═════ Given data

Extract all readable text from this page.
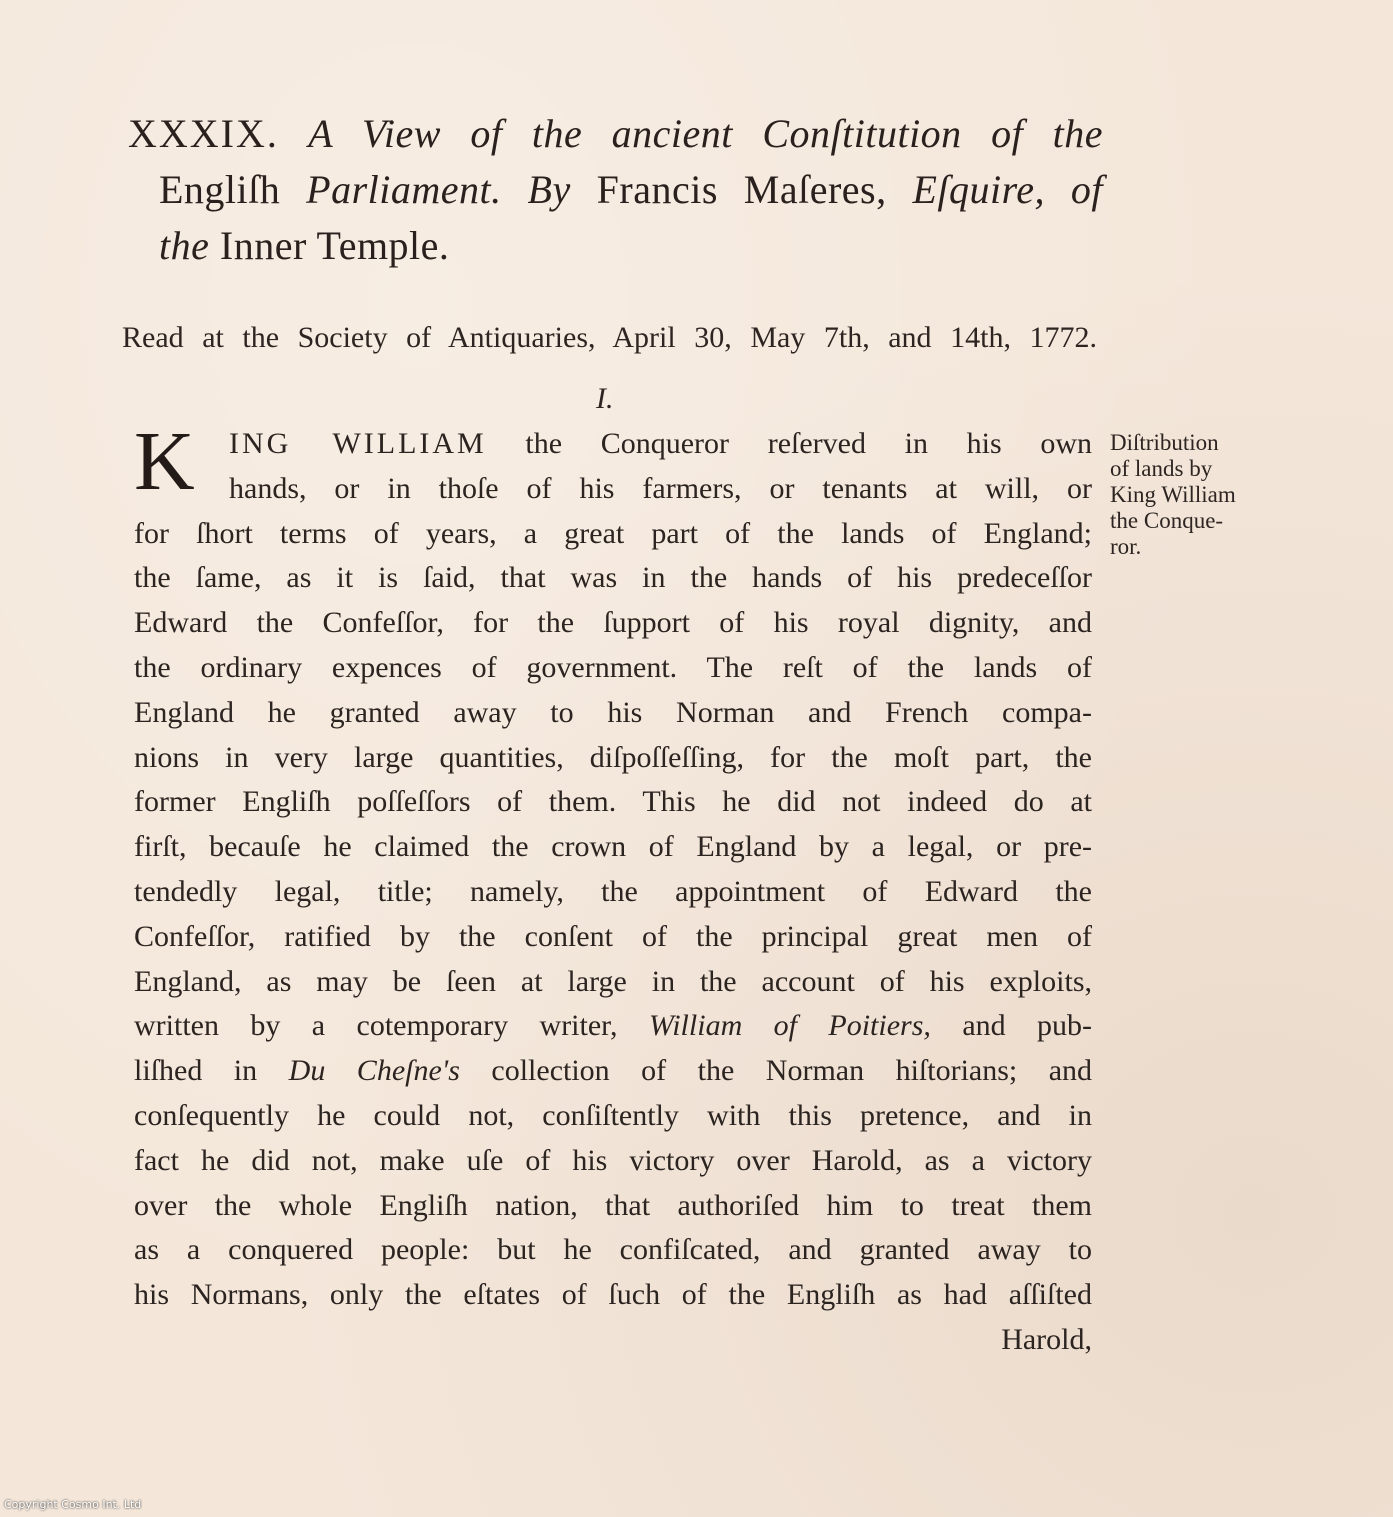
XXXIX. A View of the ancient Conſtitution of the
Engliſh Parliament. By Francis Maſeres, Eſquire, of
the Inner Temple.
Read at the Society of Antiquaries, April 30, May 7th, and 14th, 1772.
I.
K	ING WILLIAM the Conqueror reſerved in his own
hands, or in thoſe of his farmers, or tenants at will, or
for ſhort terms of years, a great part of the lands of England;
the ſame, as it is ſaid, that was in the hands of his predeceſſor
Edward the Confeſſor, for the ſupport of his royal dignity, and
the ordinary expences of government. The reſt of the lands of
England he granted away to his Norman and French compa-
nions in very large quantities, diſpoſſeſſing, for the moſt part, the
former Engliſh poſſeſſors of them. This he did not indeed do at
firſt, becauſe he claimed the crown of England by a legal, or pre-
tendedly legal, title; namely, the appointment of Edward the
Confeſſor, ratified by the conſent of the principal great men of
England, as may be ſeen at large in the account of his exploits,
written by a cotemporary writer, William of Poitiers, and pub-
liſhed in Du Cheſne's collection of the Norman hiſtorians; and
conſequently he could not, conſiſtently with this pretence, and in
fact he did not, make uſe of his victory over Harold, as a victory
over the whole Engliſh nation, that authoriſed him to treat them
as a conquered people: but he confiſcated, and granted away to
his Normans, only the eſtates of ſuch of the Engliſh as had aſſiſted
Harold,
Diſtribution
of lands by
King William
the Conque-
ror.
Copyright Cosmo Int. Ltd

══════════
═════ Given data

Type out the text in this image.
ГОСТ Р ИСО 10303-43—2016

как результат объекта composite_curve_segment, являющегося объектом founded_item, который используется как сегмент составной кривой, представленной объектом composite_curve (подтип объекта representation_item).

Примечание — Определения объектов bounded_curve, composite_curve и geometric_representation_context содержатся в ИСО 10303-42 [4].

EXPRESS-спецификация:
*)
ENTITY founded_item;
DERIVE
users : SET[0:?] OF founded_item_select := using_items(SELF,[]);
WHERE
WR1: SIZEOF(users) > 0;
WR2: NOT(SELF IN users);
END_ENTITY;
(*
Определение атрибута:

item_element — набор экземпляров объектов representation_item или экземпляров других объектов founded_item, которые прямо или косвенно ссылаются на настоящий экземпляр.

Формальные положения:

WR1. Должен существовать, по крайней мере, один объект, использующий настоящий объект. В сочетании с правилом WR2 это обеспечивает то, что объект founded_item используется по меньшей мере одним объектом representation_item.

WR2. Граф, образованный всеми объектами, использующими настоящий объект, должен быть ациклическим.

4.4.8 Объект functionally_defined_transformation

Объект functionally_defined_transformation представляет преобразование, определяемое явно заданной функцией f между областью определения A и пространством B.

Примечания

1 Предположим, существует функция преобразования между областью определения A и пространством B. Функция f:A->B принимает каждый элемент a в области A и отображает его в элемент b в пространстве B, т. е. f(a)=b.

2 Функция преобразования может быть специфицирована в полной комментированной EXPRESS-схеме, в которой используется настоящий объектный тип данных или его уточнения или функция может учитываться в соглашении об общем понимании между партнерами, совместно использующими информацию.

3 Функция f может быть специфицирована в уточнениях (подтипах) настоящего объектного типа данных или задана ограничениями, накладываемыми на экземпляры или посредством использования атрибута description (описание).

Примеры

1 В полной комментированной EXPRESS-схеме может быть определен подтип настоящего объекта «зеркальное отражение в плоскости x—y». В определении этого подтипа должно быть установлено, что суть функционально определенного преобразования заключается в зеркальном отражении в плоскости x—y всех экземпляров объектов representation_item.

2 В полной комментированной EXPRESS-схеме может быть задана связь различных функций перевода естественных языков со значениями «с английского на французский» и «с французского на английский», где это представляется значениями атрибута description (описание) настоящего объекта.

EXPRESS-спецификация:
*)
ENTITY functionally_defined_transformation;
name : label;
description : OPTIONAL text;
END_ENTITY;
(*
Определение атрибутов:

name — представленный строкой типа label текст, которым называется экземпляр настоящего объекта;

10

══════════
═════ Given data

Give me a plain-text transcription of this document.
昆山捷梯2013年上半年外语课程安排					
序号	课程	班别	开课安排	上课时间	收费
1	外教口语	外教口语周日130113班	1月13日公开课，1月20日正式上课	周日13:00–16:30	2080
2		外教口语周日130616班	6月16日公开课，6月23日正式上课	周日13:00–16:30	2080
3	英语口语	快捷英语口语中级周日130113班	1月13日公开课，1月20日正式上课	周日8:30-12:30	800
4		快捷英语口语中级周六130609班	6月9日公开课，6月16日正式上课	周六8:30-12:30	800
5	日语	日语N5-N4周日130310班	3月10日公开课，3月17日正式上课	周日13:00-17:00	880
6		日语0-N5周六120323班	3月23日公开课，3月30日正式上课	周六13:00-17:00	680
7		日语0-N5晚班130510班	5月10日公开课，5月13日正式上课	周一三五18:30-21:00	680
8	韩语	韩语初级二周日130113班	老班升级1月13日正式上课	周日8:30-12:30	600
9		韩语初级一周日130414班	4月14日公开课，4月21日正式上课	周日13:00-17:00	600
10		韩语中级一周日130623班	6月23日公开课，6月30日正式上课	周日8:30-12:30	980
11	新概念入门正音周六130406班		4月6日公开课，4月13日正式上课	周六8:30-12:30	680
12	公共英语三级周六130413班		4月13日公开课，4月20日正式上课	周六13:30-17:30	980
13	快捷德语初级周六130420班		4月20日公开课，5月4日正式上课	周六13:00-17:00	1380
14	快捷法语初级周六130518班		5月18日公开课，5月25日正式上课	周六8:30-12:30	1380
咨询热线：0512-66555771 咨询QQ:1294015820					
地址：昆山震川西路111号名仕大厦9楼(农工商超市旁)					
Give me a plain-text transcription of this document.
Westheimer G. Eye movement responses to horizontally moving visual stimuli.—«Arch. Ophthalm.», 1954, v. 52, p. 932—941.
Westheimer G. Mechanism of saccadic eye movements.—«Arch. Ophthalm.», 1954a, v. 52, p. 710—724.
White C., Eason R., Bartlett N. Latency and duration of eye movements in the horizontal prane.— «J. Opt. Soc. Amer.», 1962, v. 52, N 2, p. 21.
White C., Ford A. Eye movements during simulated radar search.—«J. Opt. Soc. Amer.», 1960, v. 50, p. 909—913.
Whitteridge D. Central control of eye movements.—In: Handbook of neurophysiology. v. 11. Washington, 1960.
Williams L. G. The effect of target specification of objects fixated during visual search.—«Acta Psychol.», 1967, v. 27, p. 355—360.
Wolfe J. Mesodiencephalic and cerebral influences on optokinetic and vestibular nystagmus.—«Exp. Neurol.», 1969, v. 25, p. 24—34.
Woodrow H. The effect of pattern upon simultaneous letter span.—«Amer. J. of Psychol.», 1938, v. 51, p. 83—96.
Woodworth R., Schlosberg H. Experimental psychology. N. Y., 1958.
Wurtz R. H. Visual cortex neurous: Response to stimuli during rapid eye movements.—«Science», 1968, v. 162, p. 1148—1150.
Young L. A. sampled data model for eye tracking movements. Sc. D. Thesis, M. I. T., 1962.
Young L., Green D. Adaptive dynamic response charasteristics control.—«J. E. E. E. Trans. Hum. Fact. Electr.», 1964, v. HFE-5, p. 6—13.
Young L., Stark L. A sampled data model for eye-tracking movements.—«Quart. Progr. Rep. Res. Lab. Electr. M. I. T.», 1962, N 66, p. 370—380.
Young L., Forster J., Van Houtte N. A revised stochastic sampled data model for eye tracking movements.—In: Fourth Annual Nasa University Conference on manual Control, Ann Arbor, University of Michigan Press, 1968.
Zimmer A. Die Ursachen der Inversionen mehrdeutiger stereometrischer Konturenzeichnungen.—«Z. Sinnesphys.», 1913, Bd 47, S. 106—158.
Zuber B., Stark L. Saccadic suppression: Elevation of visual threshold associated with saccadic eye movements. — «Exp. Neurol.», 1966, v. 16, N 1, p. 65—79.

══════════

* **Task instructions**:
Check every line of the records above for the string "them" and say how many contain it, giving the number alone.

* **Worked solution**:
2